▶ **EXERCÍCIOS**:
A) Reescreva de forma mais breve o parágrafo do trecho sobre a autonomia do BC que começa com "A autonomia operacional do BC", mantendo seus fatos principais.
B) Altere o trecho sobre a autonomia do BC começando em "A autonomia operacional" e terminando em "janeiro de 2004.", substituindo "Copom" por "Comitê de Política Monetária".
C) Segundo o trecho sobre a autonomia do BC, qual é o nível nominal atual do swap de 360 dias?

▶ **TRECHO SELECIONADO**:
......
A autonomia operacional do BC, respeitada durante todo o governo Lula, seria infringida justamente no desfecho do primeiro mandato, colocando sombras sobre o segundo. Uma vez quebrada a independência, o governo poderia tornar a interferência rotineira, abalando um dos pilares do sistema de metas: a credibilidade do BC e a transparência de suas ações. Sob critérios políticos, o Copom pode decidir qualquer coisa, o que retira confiabilidade dos parâmetros hoje utilizados para a definição dos juros prefixados de longo prazo, como os das LTNs e dos swaps longos. O swap de 360 dias está hoje no menor nível nominal - 13,30% - da série histórica porque há confiabilidade nas projeções. Em termos reais (descontado o IPCA previsto para o mesmo período pelo Focus, de 4,08%), o juro está em 8,86%, aproximando-se do recorde de 8,55% estabelecido em janeiro de 2004.
......
▶ **DADOS FORNECIDOS**:

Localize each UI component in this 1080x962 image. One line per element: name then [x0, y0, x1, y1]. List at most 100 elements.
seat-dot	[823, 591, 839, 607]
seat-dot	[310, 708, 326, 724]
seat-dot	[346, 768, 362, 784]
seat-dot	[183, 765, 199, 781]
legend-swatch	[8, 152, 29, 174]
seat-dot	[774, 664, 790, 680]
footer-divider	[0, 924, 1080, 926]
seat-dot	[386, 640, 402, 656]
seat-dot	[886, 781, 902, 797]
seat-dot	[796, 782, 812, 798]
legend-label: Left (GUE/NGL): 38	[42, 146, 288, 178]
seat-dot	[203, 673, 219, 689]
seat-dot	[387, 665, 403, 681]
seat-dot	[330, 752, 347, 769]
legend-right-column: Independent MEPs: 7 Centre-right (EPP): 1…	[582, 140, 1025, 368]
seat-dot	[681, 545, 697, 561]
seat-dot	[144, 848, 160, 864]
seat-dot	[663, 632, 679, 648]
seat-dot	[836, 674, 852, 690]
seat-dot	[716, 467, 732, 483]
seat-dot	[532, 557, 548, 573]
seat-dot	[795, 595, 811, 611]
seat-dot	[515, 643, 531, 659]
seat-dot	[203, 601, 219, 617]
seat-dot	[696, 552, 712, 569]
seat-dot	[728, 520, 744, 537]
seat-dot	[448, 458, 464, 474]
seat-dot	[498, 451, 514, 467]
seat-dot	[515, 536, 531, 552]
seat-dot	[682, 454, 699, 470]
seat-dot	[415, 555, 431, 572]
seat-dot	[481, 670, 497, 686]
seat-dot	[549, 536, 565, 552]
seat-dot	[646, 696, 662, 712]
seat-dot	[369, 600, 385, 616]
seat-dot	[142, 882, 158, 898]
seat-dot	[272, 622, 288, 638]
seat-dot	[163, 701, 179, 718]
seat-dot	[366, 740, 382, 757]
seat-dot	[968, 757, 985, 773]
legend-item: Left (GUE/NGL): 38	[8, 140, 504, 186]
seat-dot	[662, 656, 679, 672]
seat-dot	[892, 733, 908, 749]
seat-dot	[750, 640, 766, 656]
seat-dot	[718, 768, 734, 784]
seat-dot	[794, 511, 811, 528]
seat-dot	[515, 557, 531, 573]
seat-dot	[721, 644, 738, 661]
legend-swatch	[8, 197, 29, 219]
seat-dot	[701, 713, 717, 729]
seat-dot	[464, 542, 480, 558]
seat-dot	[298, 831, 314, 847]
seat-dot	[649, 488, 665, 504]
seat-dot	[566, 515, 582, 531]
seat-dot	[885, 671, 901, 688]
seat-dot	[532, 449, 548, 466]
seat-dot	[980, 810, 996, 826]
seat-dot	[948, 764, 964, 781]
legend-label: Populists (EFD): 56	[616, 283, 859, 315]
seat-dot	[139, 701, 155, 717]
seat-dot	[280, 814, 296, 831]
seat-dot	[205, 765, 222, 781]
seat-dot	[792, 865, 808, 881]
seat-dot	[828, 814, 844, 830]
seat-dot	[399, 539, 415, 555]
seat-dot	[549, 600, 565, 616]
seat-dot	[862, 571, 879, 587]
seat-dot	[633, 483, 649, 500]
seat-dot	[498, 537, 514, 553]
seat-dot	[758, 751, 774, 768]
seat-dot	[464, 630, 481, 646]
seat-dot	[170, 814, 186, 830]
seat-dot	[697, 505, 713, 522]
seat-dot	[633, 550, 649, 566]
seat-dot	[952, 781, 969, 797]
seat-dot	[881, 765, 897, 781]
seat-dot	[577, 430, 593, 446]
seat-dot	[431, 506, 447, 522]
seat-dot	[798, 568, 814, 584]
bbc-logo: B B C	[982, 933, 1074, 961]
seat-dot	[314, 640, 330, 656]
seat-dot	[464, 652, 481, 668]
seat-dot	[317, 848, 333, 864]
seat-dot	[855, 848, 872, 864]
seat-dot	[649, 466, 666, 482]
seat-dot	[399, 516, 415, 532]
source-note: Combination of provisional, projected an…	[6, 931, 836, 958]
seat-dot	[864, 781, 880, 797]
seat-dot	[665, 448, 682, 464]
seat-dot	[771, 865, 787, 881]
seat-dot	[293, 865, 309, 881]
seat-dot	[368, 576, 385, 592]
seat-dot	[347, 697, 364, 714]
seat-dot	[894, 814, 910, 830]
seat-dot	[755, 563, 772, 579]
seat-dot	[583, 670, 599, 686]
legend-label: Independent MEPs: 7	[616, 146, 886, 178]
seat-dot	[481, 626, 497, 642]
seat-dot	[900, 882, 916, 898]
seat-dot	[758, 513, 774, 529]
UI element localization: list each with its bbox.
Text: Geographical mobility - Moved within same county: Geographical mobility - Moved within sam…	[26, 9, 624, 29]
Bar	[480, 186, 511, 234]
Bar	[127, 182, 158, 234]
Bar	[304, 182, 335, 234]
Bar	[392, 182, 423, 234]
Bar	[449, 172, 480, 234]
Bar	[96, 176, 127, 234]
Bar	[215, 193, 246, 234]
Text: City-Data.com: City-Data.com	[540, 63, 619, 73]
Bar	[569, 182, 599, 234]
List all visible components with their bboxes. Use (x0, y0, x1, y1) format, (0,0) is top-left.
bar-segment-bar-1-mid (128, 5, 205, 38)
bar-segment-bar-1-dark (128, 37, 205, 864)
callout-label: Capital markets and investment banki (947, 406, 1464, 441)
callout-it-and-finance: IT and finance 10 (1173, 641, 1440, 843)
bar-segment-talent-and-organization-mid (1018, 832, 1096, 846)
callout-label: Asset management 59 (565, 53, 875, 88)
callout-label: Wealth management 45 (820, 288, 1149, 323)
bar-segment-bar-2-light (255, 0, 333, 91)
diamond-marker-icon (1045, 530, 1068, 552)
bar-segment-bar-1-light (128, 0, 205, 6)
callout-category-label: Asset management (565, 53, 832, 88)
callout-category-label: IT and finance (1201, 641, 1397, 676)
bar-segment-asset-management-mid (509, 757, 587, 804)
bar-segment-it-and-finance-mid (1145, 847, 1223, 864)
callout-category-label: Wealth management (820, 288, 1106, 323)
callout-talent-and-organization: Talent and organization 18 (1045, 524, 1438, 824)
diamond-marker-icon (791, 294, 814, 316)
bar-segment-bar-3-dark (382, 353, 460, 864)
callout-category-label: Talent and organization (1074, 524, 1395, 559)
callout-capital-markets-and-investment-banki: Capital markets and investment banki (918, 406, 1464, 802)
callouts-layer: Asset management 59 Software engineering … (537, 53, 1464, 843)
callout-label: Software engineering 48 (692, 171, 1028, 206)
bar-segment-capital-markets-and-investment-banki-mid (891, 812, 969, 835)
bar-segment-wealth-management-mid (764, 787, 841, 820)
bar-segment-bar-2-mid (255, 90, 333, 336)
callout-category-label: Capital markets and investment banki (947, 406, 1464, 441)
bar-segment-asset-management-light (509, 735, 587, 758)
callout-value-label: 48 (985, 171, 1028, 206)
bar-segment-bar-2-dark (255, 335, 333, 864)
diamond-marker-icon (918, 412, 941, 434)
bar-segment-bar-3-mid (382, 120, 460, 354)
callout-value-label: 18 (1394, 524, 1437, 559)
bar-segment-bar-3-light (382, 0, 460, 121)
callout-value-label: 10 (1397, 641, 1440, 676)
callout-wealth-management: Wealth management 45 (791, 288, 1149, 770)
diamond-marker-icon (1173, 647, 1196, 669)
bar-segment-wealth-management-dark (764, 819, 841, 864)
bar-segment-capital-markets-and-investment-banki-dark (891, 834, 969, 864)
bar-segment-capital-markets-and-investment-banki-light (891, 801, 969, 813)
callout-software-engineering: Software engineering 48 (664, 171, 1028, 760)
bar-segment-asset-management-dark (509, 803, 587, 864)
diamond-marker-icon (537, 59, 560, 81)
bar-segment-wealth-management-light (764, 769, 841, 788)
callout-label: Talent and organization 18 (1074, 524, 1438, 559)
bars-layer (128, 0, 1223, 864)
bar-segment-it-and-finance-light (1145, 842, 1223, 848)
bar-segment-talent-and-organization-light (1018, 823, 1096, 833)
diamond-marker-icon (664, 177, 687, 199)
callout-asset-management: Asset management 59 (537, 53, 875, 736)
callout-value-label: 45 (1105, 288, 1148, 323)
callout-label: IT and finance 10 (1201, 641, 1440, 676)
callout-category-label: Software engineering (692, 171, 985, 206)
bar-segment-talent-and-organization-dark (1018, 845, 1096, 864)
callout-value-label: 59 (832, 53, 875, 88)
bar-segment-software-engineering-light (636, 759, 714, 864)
......
▶ **RESPOSTAS POR ITEM**:
A) A autonomia operacional do BC, respeitada durante todo o governo Lula, seria violada no fim do primeiro mandato, lançando sombras sobre o segundo. Isso poderia tornar a interferência rotineira e abalar a credibilidade e a transparência do BC, pilares do sistema de metas. Decisões políticas do Copom retirariam a confiabilidade dos parâmetros usados para definir os juros prefixados de longo prazo, como os das LTNs e dos swaps longos. Hoje, graças à confiabilidade das projeções, o swap de 360 dias está em 13,30%, o menor nível nominal da série histórica. Em termos reais, descontado o IPCA previsto de 4,08%, o juro é de 8,86%, perto do recorde de 8,55% de janeiro de 2004.

B)
A autonomia operacional do BC, respeitada durante todo o governo Lula, seria infringida justamente no desfecho do primeiro mandato, colocando sombras sobre o segundo. Uma vez quebrada a independência, o governo poderia tornar a interferência rotineira, abalando um dos pilares do sistema de metas: a credibilidade do BC e a transparência de suas ações. Sob critérios políticos, o Comitê de Política Monetária pode decidir qualquer coisa, o que retira confiabilidade dos parâmetros hoje utilizados para a definição dos juros prefixados de longo prazo, como os das LTNs e dos swaps longos. O swap de 360 dias está hoje no menor nível nominal - 13,30% - da série histórica porque há confiabilidade nas projeções. Em termos reais (descontado o IPCA previsto para o mesmo período pelo Focus, de 4,08%), o juro está em 8,86%, aproximando-se do recorde de 8,55% estabelecido em janeiro de 2004.

C) 13,30%, o menor nível nominal da série histórica.